## INSTRUCTION
Output the material below in full, exactly as it is.

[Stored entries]
==============================

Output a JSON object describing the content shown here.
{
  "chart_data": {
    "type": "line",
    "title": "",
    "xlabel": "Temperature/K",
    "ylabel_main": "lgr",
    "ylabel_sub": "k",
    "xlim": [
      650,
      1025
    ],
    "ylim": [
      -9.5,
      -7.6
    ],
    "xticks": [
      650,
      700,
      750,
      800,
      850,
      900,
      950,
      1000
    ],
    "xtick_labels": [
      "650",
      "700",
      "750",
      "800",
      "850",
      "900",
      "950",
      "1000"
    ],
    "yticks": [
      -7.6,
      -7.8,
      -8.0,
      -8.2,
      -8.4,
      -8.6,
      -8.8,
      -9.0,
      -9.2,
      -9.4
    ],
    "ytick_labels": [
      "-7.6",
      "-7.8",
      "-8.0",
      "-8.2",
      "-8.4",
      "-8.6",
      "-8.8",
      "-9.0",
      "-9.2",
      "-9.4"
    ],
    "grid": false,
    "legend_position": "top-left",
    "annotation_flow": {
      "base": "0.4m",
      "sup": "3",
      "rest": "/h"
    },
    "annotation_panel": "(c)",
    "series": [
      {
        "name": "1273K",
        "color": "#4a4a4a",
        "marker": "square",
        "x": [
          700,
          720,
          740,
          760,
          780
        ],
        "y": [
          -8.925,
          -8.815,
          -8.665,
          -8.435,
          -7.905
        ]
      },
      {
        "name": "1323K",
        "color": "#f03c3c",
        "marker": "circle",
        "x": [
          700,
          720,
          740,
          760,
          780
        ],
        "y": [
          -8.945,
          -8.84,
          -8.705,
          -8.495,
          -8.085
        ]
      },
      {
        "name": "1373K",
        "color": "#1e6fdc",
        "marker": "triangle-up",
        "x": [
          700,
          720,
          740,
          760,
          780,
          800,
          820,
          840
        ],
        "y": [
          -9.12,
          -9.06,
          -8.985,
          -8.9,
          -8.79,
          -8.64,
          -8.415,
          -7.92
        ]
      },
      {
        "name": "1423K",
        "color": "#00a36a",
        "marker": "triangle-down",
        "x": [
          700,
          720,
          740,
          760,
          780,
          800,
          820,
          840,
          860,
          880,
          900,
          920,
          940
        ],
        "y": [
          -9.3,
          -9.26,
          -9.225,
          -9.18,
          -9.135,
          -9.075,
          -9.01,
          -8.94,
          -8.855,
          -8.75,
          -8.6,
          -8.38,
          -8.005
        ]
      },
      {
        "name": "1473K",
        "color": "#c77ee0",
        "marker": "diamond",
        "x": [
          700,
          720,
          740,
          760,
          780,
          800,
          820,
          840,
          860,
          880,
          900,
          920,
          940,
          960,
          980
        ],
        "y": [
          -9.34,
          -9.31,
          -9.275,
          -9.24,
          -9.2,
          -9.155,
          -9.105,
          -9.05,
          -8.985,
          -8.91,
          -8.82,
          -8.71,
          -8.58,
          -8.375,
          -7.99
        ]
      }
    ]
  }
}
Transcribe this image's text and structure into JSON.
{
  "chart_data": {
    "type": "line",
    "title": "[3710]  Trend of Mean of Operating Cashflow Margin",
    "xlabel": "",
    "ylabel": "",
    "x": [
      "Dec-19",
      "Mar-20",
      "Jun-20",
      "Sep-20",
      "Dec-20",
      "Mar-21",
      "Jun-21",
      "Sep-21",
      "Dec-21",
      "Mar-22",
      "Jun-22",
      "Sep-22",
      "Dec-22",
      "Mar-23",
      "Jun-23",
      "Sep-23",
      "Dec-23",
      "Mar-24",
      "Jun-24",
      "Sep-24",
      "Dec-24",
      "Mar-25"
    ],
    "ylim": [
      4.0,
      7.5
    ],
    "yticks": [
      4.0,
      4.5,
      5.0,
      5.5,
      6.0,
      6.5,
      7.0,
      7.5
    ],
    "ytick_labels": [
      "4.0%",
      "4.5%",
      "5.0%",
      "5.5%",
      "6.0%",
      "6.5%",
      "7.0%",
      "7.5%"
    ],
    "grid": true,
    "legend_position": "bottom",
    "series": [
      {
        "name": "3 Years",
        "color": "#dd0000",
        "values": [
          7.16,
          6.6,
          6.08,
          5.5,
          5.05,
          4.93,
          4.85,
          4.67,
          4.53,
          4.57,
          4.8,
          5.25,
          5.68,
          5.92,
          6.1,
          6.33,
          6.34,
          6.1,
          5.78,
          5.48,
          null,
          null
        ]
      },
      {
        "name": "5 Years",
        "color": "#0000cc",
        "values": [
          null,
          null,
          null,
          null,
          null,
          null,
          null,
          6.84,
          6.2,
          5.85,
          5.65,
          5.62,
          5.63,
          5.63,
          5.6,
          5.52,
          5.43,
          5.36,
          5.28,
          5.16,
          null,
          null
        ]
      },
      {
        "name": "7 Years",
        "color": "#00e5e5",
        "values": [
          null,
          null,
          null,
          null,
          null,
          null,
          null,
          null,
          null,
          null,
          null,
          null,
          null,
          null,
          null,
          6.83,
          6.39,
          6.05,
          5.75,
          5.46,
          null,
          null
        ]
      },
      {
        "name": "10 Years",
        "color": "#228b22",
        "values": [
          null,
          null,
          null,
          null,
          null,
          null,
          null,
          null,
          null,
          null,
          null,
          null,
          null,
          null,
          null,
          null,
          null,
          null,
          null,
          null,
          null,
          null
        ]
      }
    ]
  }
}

==============================

## EXERCISE OUTPUT
Output a JSON object describing the content shown here.
{
  "chart_data": {
    "type": "line",
    "title": "",
    "xlabel": "Temperature/K",
    "ylabel_main": "lgr",
    "ylabel_sub": "k",
    "xlim": [
      650,
      1025
    ],
    "ylim": [
      -9.5,
      -7.6
    ],
    "xticks": [
      650,
      700,
      750,
      800,
      850,
      900,
      950,
      1000
    ],
    "xtick_labels": [
      "650",
      "700",
      "750",
      "800",
      "850",
      "900",
      "950",
      "1000"
    ],
    "yticks": [
      -7.6,
      -7.8,
      -8.0,
      -8.2,
      -8.4,
      -8.6,
      -8.8,
      -9.0,
      -9.2,
      -9.4
    ],
    "ytick_labels": [
      "-7.6",
      "-7.8",
      "-8.0",
      "-8.2",
      "-8.4",
      "-8.6",
      "-8.8",
      "-9.0",
      "-9.2",
      "-9.4"
    ],
    "grid": false,
    "legend_position": "top-left",
    "annotation_flow": {
      "base": "0.4m",
      "sup": "3",
      "rest": "/h"
    },
    "annotation_panel": "(c)",
    "series": [
      {
        "name": "1273K",
        "color": "#4a4a4a",
        "marker": "square",
        "x": [
          700,
          720,
          740,
          760,
          780
        ],
        "y": [
          -8.925,
          -8.815,
          -8.665,
          -8.435,
          -7.905
        ]
      },
      {
        "name": "1323K",
        "color": "#f03c3c",
        "marker": "circle",
        "x": [
          700,
          720,
          740,
          760,
          780
        ],
        "y": [
          -8.945,
          -8.84,
          -8.705,
          -8.495,
          -8.085
        ]
      },
      {
        "name": "1373K",
        "color": "#1e6fdc",
        "marker": "triangle-up",
        "x": [
          700,
          720,
          740,
          760,
          780,
          800,
          820,
          840
        ],
        "y": [
          -9.12,
          -9.06,
          -8.985,
          -8.9,
          -8.79,
          -8.64,
          -8.415,
          -7.92
        ]
      },
      {
        "name": "1423K",
        "color": "#00a36a",
        "marker": "triangle-down",
        "x": [
          700,
          720,
          740,
          760,
          780,
          800,
          820,
          840,
          860,
          880,
          900,
          920,
          940
        ],
        "y": [
          -9.3,
          -9.26,
          -9.225,
          -9.18,
          -9.135,
          -9.075,
          -9.01,
          -8.94,
          -8.855,
          -8.75,
          -8.6,
          -8.38,
          -8.005
        ]
      },
      {
        "name": "1473K",
        "color": "#c77ee0",
        "marker": "diamond",
        "x": [
          700,
          720,
          740,
          760,
          780,
          800,
          820,
          840,
          860,
          880,
          900,
          920,
          940,
          960,
          980
        ],
        "y": [
          -9.34,
          -9.31,
          -9.275,
          -9.24,
          -9.2,
          -9.155,
          -9.105,
          -9.05,
          -8.985,
          -8.91,
          -8.82,
          -8.71,
          -8.58,
          -8.375,
          -7.99
        ]
      }
    ]
  }
}
Transcribe this image's text and structure into JSON.
{
  "chart_data": {
    "type": "line",
    "title": "[3710]  Trend of Mean of Operating Cashflow Margin",
    "xlabel": "",
    "ylabel": "",
    "x": [
      "Dec-19",
      "Mar-20",
      "Jun-20",
      "Sep-20",
      "Dec-20",
      "Mar-21",
      "Jun-21",
      "Sep-21",
      "Dec-21",
      "Mar-22",
      "Jun-22",
      "Sep-22",
      "Dec-22",
      "Mar-23",
      "Jun-23",
      "Sep-23",
      "Dec-23",
      "Mar-24",
      "Jun-24",
      "Sep-24",
      "Dec-24",
      "Mar-25"
    ],
    "ylim": [
      4.0,
      7.5
    ],
    "yticks": [
      4.0,
      4.5,
      5.0,
      5.5,
      6.0,
      6.5,
      7.0,
      7.5
    ],
    "ytick_labels": [
      "4.0%",
      "4.5%",
      "5.0%",
      "5.5%",
      "6.0%",
      "6.5%",
      "7.0%",
      "7.5%"
    ],
    "grid": true,
    "legend_position": "bottom",
    "series": [
      {
        "name": "3 Years",
        "color": "#dd0000",
        "values": [
          7.16,
          6.6,
          6.08,
          5.5,
          5.05,
          4.93,
          4.85,
          4.67,
          4.53,
          4.57,
          4.8,
          5.25,
          5.68,
          5.92,
          6.1,
          6.33,
          6.34,
          6.1,
          5.78,
          5.48,
          null,
          null
        ]
      },
      {
        "name": "5 Years",
        "color": "#0000cc",
        "values": [
          null,
          null,
          null,
          null,
          null,
          null,
          null,
          6.84,
          6.2,
          5.85,
          5.65,
          5.62,
          5.63,
          5.63,
          5.6,
          5.52,
          5.43,
          5.36,
          5.28,
          5.16,
          null,
          null
        ]
      },
      {
        "name": "7 Years",
        "color": "#00e5e5",
        "values": [
          null,
          null,
          null,
          null,
          null,
          null,
          null,
          null,
          null,
          null,
          null,
          null,
          null,
          null,
          null,
          6.83,
          6.39,
          6.05,
          5.75,
          5.46,
          null,
          null
        ]
      },
      {
        "name": "10 Years",
        "color": "#228b22",
        "values": [
          null,
          null,
          null,
          null,
          null,
          null,
          null,
          null,
          null,
          null,
          null,
          null,
          null,
          null,
          null,
          null,
          null,
          null,
          null,
          null,
          null,
          null
        ]
      }
    ]
  }
}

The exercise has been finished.